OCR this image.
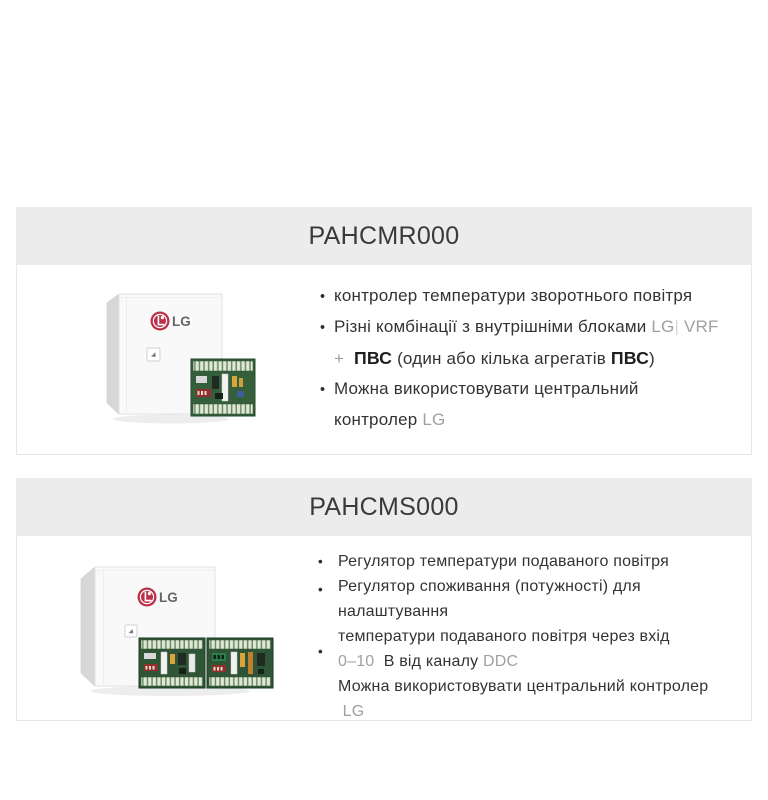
PAHCMR000
LG
• контролер температури зворотнього повітря
• Різні комбінації з внутрішніми блоками LG| VRF
+  ПВС (один або кілька агрегатів ПВС)
• Можна використовувати центральний
контролер LG
PAHCMS000
LG
• Регулятор температури подаваного повітря
• Регулятор споживання (потужності) для
налаштування
температури подаваного повітря через вхід
•
0–10  В від каналу DDC
Можна використовувати центральний контролер
LG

━━━

:: The task ::
Transcribe all the records above word for word, without their images.

:: Output for this task ::
OCR this image.
PAHCMR000
LG
• контролер температури зворотнього повітря
• Різні комбінації з внутрішніми блоками LG| VRF
+  ПВС (один або кілька агрегатів ПВС)
• Можна використовувати центральний
контролер LG
PAHCMS000
LG
• Регулятор температури подаваного повітря
• Регулятор споживання (потужності) для
налаштування
температури подаваного повітря через вхід
•
0–10  В від каналу DDC
Можна використовувати центральний контролер
LG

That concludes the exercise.